*** Opening of Material supplied ***

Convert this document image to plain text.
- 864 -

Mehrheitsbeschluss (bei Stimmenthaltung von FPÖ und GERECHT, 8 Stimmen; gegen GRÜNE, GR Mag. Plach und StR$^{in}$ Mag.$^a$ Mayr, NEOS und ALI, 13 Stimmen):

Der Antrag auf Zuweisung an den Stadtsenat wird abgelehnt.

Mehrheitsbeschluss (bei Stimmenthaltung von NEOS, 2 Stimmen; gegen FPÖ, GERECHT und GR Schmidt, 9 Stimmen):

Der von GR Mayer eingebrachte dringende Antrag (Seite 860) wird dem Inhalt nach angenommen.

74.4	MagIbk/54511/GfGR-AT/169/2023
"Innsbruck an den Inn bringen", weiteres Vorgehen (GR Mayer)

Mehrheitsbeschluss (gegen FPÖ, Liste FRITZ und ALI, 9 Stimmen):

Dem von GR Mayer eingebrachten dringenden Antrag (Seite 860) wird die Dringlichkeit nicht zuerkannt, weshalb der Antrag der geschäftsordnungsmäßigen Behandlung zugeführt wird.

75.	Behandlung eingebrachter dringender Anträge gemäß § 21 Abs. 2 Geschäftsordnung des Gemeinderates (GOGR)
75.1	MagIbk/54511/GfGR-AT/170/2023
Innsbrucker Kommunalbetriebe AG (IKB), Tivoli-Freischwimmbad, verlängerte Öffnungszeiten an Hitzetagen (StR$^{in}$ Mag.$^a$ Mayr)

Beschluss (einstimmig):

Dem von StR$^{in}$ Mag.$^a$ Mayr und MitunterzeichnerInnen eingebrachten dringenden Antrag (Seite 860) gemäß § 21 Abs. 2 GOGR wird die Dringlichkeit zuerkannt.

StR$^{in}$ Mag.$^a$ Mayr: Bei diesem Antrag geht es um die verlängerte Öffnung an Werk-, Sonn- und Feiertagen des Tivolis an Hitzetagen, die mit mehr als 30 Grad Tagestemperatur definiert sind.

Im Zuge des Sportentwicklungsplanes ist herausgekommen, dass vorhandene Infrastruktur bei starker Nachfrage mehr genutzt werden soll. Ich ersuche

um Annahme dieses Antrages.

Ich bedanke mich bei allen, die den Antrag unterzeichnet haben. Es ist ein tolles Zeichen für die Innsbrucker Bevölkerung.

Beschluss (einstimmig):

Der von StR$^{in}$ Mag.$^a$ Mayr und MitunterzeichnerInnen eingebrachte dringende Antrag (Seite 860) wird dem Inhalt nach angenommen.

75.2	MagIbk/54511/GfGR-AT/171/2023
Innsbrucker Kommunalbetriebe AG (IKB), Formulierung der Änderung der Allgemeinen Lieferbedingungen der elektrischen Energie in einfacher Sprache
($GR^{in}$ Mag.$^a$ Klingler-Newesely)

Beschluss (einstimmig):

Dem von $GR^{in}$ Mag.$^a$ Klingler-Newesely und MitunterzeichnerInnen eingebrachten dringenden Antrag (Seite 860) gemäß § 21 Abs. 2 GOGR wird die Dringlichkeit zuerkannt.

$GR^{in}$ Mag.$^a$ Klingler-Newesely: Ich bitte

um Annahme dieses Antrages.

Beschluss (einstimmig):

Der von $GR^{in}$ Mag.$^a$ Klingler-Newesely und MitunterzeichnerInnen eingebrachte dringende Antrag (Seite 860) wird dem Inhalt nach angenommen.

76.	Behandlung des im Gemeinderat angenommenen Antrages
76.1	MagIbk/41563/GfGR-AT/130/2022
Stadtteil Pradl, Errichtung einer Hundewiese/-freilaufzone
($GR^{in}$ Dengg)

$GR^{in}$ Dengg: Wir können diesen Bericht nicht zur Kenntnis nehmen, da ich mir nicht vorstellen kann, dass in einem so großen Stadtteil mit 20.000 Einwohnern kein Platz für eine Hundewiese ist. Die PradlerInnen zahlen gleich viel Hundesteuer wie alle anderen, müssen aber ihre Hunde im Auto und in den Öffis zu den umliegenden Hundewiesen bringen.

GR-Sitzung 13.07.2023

*** Close of Material supplied ***

From the records above, copy each line in which the string "Stadtteil" occurs.

- **Answer to this exercise**
Stadtteil Pradl, Errichtung einer Hundewiese/-freilaufzone
$GR^{in}$ Dengg: Wir können diesen Bericht nicht zur Kenntnis nehmen, da ich mir nicht vorstellen kann, dass in einem so großen Stadtteil mit 20.000 Einwohnern kein Platz für eine Hundewiese ist. Die PradlerInnen zahlen gleich viel Hundesteuer wie alle anderen, müssen aber ihre Hunde im Auto und in den Öffis zu den umliegenden Hundewiesen bringen.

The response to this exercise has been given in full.